Gather every line from the entries below that includes "worden".

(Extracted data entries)
* * *

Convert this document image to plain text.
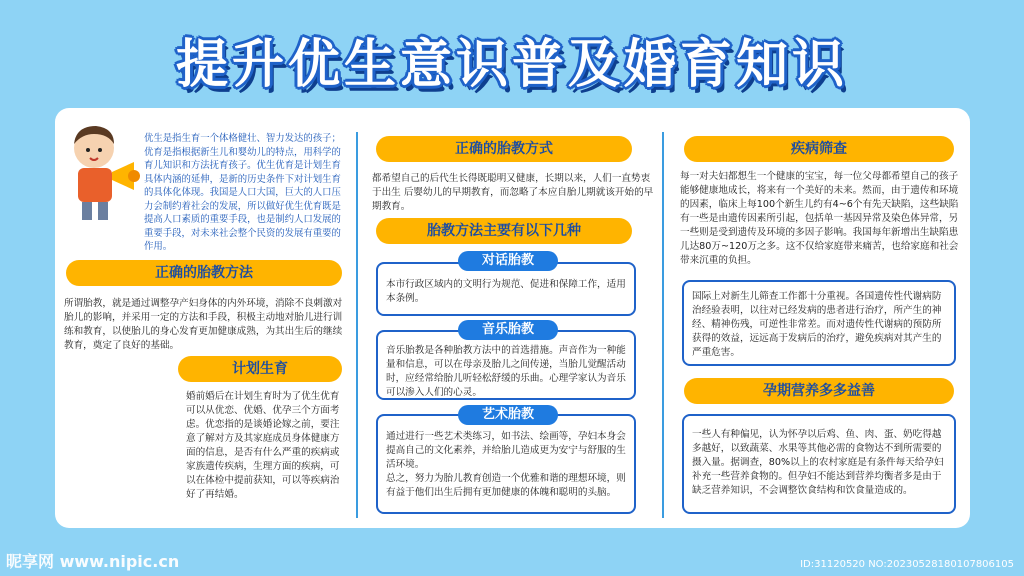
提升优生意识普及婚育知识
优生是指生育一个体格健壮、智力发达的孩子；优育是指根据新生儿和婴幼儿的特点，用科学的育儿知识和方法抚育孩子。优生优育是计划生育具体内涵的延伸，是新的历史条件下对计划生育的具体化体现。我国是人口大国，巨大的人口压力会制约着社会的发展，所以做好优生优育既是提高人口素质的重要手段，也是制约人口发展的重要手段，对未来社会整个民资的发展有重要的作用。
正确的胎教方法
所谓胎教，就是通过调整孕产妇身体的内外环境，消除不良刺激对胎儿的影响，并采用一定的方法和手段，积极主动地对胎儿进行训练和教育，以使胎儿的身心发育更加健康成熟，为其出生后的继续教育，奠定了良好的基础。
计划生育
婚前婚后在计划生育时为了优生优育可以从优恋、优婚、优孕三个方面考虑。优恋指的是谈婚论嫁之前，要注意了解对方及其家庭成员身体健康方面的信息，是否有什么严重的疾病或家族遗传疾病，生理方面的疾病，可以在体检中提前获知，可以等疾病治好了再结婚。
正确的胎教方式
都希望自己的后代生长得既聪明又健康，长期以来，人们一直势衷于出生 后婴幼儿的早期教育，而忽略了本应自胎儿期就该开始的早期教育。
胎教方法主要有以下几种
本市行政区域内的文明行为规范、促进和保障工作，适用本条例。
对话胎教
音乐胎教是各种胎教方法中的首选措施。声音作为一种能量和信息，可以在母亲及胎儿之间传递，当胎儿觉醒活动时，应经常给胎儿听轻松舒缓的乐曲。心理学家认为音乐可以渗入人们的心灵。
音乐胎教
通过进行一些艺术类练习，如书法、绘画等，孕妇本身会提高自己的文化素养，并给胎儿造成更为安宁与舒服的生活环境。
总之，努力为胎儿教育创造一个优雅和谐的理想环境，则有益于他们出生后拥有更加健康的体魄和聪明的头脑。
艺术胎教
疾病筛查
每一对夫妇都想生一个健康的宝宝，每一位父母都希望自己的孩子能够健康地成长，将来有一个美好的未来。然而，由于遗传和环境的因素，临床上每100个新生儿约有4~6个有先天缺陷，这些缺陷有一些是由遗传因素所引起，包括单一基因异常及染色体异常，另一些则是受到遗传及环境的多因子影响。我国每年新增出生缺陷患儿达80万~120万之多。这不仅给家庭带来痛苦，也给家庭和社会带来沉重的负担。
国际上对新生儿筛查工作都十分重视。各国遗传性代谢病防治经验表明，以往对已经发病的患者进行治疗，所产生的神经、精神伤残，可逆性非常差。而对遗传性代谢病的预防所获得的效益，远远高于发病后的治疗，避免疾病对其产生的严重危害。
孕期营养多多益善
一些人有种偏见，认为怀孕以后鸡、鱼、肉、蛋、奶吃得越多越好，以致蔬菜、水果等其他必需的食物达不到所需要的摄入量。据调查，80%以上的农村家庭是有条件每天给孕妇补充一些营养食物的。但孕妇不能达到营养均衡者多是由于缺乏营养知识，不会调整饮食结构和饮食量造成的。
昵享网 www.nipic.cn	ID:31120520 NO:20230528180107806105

* * *

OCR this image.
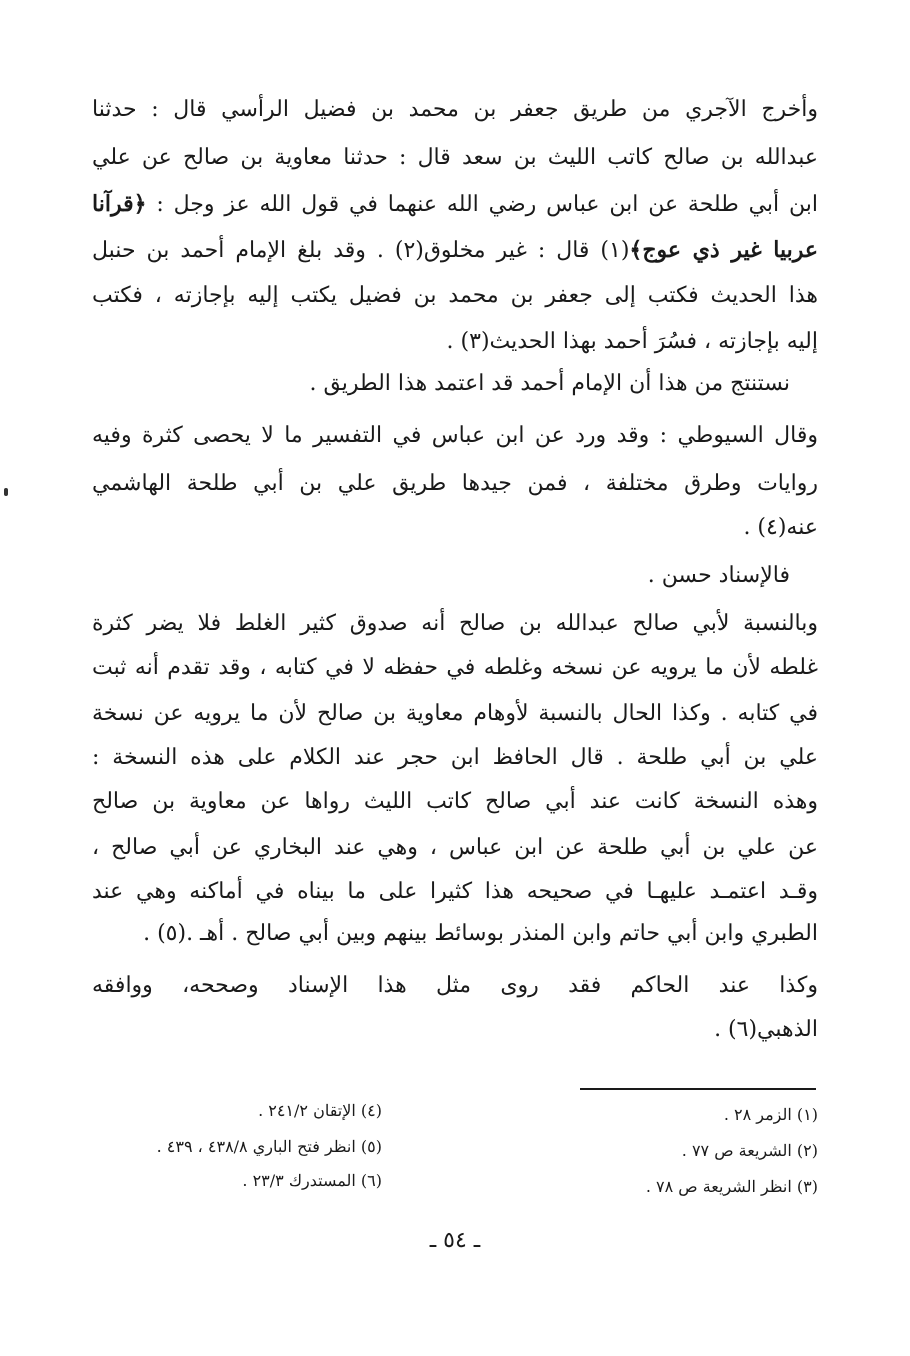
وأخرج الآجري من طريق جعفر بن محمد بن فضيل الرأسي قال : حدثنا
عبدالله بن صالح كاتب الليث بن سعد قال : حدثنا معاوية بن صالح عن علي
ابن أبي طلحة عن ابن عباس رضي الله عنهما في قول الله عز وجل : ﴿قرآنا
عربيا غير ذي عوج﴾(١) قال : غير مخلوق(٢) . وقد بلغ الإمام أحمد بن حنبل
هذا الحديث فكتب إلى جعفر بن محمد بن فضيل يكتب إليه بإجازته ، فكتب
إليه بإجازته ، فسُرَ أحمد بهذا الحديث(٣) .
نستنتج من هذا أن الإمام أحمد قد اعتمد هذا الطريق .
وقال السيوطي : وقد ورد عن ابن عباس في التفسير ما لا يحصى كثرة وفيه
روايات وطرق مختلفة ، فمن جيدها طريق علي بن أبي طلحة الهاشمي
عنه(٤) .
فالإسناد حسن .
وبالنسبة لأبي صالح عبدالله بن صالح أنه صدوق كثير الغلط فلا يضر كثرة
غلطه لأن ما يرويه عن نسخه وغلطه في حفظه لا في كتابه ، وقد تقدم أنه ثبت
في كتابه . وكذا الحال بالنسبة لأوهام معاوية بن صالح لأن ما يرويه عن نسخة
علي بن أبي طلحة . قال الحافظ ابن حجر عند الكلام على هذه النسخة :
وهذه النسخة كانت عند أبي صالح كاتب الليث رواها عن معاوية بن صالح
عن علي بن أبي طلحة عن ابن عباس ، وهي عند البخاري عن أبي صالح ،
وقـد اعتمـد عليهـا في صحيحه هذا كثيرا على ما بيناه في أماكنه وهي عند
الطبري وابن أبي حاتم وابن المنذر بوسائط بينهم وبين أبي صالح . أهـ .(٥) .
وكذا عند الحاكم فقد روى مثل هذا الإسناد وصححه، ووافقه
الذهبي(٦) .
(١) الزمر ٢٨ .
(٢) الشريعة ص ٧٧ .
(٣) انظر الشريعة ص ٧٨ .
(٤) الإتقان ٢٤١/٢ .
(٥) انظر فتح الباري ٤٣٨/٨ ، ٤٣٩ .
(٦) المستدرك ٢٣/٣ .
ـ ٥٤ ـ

* * *

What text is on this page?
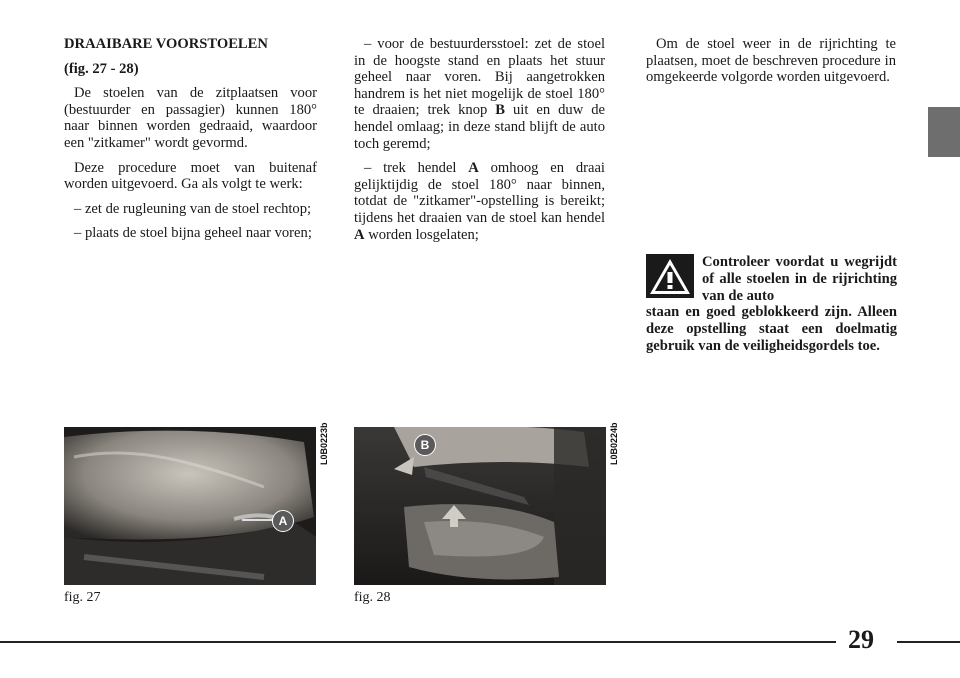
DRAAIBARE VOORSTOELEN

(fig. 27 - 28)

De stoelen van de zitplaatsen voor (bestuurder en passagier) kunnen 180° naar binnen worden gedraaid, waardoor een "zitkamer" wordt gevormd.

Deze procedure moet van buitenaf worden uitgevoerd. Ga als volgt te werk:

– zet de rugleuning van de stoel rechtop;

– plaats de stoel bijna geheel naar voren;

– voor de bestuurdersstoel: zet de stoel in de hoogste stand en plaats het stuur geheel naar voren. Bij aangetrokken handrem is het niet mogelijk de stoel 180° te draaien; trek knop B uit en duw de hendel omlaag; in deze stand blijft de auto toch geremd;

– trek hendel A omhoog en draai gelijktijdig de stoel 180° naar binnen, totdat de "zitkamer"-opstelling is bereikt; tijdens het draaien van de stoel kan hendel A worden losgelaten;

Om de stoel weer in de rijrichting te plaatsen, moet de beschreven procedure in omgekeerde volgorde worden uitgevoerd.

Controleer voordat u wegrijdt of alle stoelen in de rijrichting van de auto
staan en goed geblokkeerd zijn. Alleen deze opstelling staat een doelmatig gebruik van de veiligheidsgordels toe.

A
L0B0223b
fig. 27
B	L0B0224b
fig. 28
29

* * *

Response to this exercise:
De stoelen van de zitplaatsen voor (bestuurder en passagier) kunnen 180° naar binnen worden gedraaid, waardoor een "zitkamer" wordt gevormd.
Deze procedure moet van buitenaf worden uitgevoerd. Ga als volgt te werk:
– trek hendel A omhoog en draai gelijktijdig de stoel 180° naar binnen, totdat de "zitkamer"-opstelling is bereikt; tijdens het draaien van de stoel kan hendel A worden losgelaten;
Om de stoel weer in de rijrichting te plaatsen, moet de beschreven procedure in omgekeerde volgorde worden uitgevoerd.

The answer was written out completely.